=== Information shown ===

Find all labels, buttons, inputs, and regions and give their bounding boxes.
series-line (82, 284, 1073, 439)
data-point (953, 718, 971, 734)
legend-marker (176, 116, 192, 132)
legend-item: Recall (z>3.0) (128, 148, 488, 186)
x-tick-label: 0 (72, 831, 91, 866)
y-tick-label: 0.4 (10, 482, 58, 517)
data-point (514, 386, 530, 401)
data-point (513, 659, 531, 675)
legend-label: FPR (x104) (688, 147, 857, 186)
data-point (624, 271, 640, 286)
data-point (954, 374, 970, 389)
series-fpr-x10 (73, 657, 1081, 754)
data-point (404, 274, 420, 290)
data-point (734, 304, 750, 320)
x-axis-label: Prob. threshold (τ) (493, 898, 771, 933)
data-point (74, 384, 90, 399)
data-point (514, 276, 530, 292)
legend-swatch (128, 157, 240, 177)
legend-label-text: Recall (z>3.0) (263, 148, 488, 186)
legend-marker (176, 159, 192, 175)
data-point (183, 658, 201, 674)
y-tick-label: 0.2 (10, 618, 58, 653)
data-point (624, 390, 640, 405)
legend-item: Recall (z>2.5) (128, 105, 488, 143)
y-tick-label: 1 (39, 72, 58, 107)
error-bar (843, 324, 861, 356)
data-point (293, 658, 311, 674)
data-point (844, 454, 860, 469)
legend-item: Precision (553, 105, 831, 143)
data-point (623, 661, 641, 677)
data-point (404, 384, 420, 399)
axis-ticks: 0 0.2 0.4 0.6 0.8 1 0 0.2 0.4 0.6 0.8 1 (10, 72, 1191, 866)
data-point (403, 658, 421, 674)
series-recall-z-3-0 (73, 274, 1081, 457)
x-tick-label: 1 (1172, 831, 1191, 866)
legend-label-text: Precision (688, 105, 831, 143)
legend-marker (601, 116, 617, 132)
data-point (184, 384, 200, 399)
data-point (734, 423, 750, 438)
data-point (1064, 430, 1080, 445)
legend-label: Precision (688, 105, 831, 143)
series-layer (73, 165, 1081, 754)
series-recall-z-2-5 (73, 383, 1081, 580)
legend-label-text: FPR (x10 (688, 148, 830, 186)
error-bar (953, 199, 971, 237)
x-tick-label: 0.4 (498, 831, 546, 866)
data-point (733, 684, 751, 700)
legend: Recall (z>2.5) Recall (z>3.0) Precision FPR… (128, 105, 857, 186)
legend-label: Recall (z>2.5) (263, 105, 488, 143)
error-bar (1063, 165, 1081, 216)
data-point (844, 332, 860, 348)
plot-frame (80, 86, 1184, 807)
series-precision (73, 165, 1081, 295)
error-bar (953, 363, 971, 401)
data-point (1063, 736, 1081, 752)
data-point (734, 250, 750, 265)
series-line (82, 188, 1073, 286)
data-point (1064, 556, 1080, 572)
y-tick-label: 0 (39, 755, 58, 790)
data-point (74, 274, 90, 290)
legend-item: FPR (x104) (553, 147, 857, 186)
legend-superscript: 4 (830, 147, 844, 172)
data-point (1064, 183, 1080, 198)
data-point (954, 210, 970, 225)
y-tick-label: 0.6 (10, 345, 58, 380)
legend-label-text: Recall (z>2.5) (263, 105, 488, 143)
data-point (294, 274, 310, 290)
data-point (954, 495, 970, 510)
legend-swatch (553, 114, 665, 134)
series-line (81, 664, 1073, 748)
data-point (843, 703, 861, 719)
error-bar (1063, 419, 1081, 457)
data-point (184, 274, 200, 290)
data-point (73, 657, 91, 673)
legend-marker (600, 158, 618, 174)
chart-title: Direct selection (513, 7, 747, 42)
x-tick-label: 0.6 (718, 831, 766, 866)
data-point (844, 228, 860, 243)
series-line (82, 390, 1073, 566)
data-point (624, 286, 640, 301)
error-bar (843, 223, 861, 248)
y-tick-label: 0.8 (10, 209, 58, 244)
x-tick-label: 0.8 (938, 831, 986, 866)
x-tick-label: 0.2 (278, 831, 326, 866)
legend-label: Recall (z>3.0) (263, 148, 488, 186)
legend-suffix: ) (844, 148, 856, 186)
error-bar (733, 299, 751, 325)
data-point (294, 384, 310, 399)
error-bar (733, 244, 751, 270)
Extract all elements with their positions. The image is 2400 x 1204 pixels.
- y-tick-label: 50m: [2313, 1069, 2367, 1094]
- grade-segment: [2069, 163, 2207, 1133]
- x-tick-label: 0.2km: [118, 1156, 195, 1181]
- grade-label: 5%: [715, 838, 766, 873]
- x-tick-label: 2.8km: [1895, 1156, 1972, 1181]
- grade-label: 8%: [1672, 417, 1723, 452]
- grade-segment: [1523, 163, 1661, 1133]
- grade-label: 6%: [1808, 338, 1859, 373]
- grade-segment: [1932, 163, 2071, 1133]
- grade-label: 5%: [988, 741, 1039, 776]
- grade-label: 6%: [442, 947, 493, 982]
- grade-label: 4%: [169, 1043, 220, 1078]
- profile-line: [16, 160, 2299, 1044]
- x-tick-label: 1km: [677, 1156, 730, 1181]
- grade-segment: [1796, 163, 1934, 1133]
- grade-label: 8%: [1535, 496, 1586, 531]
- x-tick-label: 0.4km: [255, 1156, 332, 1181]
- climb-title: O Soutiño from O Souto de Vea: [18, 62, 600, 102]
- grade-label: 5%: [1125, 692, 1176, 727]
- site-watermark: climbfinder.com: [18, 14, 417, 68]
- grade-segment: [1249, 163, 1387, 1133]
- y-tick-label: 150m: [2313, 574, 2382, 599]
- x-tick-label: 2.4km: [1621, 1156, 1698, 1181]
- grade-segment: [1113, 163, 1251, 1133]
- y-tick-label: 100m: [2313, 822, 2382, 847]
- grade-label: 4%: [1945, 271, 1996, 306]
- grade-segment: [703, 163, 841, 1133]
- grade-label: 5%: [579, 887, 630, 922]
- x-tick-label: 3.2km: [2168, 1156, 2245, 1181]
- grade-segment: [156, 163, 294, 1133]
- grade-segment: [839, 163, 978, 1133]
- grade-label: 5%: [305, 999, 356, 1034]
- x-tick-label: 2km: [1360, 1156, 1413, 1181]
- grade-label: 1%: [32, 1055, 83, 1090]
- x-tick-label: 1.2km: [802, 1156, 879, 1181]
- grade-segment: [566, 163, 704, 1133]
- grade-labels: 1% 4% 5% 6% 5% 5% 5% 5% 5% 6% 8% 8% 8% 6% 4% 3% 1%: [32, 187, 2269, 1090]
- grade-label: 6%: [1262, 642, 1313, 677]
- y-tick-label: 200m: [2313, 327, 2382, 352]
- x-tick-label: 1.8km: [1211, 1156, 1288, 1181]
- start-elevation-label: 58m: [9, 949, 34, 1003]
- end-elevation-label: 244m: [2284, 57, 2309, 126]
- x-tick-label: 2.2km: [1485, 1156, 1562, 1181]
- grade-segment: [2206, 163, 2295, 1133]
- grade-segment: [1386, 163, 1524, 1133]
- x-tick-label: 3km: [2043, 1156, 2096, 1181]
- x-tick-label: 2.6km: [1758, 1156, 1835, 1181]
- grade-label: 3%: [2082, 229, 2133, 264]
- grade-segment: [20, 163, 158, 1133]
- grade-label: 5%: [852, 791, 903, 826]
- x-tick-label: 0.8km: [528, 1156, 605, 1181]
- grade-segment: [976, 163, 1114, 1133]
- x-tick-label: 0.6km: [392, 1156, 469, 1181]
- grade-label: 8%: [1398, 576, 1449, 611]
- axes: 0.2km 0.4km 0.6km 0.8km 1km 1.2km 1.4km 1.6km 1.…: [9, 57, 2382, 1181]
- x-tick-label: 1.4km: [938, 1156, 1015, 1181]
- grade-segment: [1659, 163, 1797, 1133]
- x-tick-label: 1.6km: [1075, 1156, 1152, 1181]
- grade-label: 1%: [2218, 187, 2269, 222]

===

**Stated exercise:** Please copy every one of the rows above word for word, changing nothing.

**Complete output:**
Find all labels, buttons, inputs, and regions and give their bounding boxes.
series-line (82, 284, 1073, 439)
data-point (953, 718, 971, 734)
legend-marker (176, 116, 192, 132)
legend-item: Recall (z>3.0) (128, 148, 488, 186)
x-tick-label: 0 (72, 831, 91, 866)
y-tick-label: 0.4 (10, 482, 58, 517)
data-point (514, 386, 530, 401)
data-point (513, 659, 531, 675)
legend-label: FPR (x104) (688, 147, 857, 186)
data-point (624, 271, 640, 286)
data-point (954, 374, 970, 389)
series-fpr-x10 (73, 657, 1081, 754)
data-point (404, 274, 420, 290)
data-point (734, 304, 750, 320)
x-axis-label: Prob. threshold (τ) (493, 898, 771, 933)
data-point (74, 384, 90, 399)
data-point (514, 276, 530, 292)
legend-swatch (128, 157, 240, 177)
legend-label-text: Recall (z>3.0) (263, 148, 488, 186)
legend-marker (176, 159, 192, 175)
data-point (183, 658, 201, 674)
y-tick-label: 0.2 (10, 618, 58, 653)
data-point (624, 390, 640, 405)
legend-item: Recall (z>2.5) (128, 105, 488, 143)
y-tick-label: 1 (39, 72, 58, 107)
error-bar (843, 324, 861, 356)
data-point (293, 658, 311, 674)
data-point (844, 454, 860, 469)
legend-item: Precision (553, 105, 831, 143)
data-point (623, 661, 641, 677)
data-point (404, 384, 420, 399)
axis-ticks: 0 0.2 0.4 0.6 0.8 1 0 0.2 0.4 0.6 0.8 1 (10, 72, 1191, 866)
data-point (403, 658, 421, 674)
series-recall-z-3-0 (73, 274, 1081, 457)
x-tick-label: 1 (1172, 831, 1191, 866)
legend-label-text: Precision (688, 105, 831, 143)
legend-marker (601, 116, 617, 132)
data-point (184, 384, 200, 399)
data-point (734, 423, 750, 438)
data-point (1064, 430, 1080, 445)
legend-label: Precision (688, 105, 831, 143)
series-layer (73, 165, 1081, 754)
series-recall-z-2-5 (73, 383, 1081, 580)
legend-label-text: FPR (x10 (688, 148, 830, 186)
error-bar (953, 199, 971, 237)
x-tick-label: 0.4 (498, 831, 546, 866)
data-point (733, 684, 751, 700)
legend: Recall (z>2.5) Recall (z>3.0) Precision FPR… (128, 105, 857, 186)
legend-label: Recall (z>2.5) (263, 105, 488, 143)
error-bar (1063, 165, 1081, 216)
data-point (844, 332, 860, 348)
plot-frame (80, 86, 1184, 807)
series-precision (73, 165, 1081, 295)
error-bar (953, 363, 971, 401)
data-point (1063, 736, 1081, 752)
data-point (734, 250, 750, 265)
series-line (82, 188, 1073, 286)
data-point (1064, 556, 1080, 572)
y-tick-label: 0 (39, 755, 58, 790)
data-point (74, 274, 90, 290)
legend-item: FPR (x104) (553, 147, 857, 186)
legend-superscript: 4 (830, 147, 844, 172)
data-point (1064, 183, 1080, 198)
data-point (954, 210, 970, 225)
y-tick-label: 0.6 (10, 345, 58, 380)
legend-label-text: Recall (z>2.5) (263, 105, 488, 143)
data-point (294, 274, 310, 290)
data-point (954, 495, 970, 510)
legend-swatch (553, 114, 665, 134)
series-line (81, 664, 1073, 748)
data-point (843, 703, 861, 719)
error-bar (1063, 419, 1081, 457)
data-point (184, 274, 200, 290)
data-point (73, 657, 91, 673)
legend-marker (600, 158, 618, 174)
chart-title: Direct selection (513, 7, 747, 42)
x-tick-label: 0.6 (718, 831, 766, 866)
data-point (844, 228, 860, 243)
series-line (82, 390, 1073, 566)
data-point (624, 286, 640, 301)
error-bar (843, 223, 861, 248)
y-tick-label: 0.8 (10, 209, 58, 244)
x-tick-label: 0.8 (938, 831, 986, 866)
x-tick-label: 0.2 (278, 831, 326, 866)
legend-label: Recall (z>3.0) (263, 148, 488, 186)
legend-suffix: ) (844, 148, 856, 186)
error-bar (733, 299, 751, 325)
data-point (294, 384, 310, 399)
error-bar (733, 244, 751, 270)
Extract all elements with their positions. The image is 2400 x 1204 pixels.
- y-tick-label: 50m: [2313, 1069, 2367, 1094]
- grade-segment: [2069, 163, 2207, 1133]
- x-tick-label: 0.2km: [118, 1156, 195, 1181]
- grade-label: 5%: [715, 838, 766, 873]
- x-tick-label: 2.8km: [1895, 1156, 1972, 1181]
- grade-label: 8%: [1672, 417, 1723, 452]
- grade-segment: [1523, 163, 1661, 1133]
- grade-label: 6%: [1808, 338, 1859, 373]
- grade-segment: [1932, 163, 2071, 1133]
- grade-label: 5%: [988, 741, 1039, 776]
- grade-label: 6%: [442, 947, 493, 982]
- grade-label: 4%: [169, 1043, 220, 1078]
- profile-line: [16, 160, 2299, 1044]
- x-tick-label: 1km: [677, 1156, 730, 1181]
- grade-segment: [1796, 163, 1934, 1133]
- grade-label: 8%: [1535, 496, 1586, 531]
- x-tick-label: 0.4km: [255, 1156, 332, 1181]
- climb-title: O Soutiño from O Souto de Vea: [18, 62, 600, 102]
- grade-label: 5%: [1125, 692, 1176, 727]
- site-watermark: climbfinder.com: [18, 14, 417, 68]
- grade-segment: [1249, 163, 1387, 1133]
- y-tick-label: 150m: [2313, 574, 2382, 599]
- x-tick-label: 2.4km: [1621, 1156, 1698, 1181]
- grade-segment: [1113, 163, 1251, 1133]
- y-tick-label: 100m: [2313, 822, 2382, 847]
- grade-label: 4%: [1945, 271, 1996, 306]
- grade-segment: [703, 163, 841, 1133]
- grade-label: 5%: [579, 887, 630, 922]
- x-tick-label: 3.2km: [2168, 1156, 2245, 1181]
- grade-segment: [156, 163, 294, 1133]
- grade-segment: [839, 163, 978, 1133]
- grade-label: 5%: [305, 999, 356, 1034]
- x-tick-label: 2km: [1360, 1156, 1413, 1181]
- grade-label: 1%: [32, 1055, 83, 1090]
- x-tick-label: 1.2km: [802, 1156, 879, 1181]
- grade-segment: [566, 163, 704, 1133]
- grade-labels: 1% 4% 5% 6% 5% 5% 5% 5% 5% 6% 8% 8% 8% 6% 4% 3% 1%: [32, 187, 2269, 1090]
- grade-label: 6%: [1262, 642, 1313, 677]
- y-tick-label: 200m: [2313, 327, 2382, 352]
- x-tick-label: 1.8km: [1211, 1156, 1288, 1181]
- start-elevation-label: 58m: [9, 949, 34, 1003]
- end-elevation-label: 244m: [2284, 57, 2309, 126]
- x-tick-label: 2.2km: [1485, 1156, 1562, 1181]
- grade-segment: [2206, 163, 2295, 1133]
- grade-segment: [1386, 163, 1524, 1133]
- x-tick-label: 3km: [2043, 1156, 2096, 1181]
- x-tick-label: 2.6km: [1758, 1156, 1835, 1181]
- grade-label: 3%: [2082, 229, 2133, 264]
- grade-segment: [20, 163, 158, 1133]
- grade-label: 5%: [852, 791, 903, 826]
- x-tick-label: 0.8km: [528, 1156, 605, 1181]
- grade-segment: [976, 163, 1114, 1133]
- x-tick-label: 0.6km: [392, 1156, 469, 1181]
- grade-label: 8%: [1398, 576, 1449, 611]
- axes: 0.2km 0.4km 0.6km 0.8km 1km 1.2km 1.4km 1.6km 1.…: [9, 57, 2382, 1181]
- x-tick-label: 1.4km: [938, 1156, 1015, 1181]
- grade-segment: [1659, 163, 1797, 1133]
- x-tick-label: 1.6km: [1075, 1156, 1152, 1181]
- grade-label: 1%: [2218, 187, 2269, 222]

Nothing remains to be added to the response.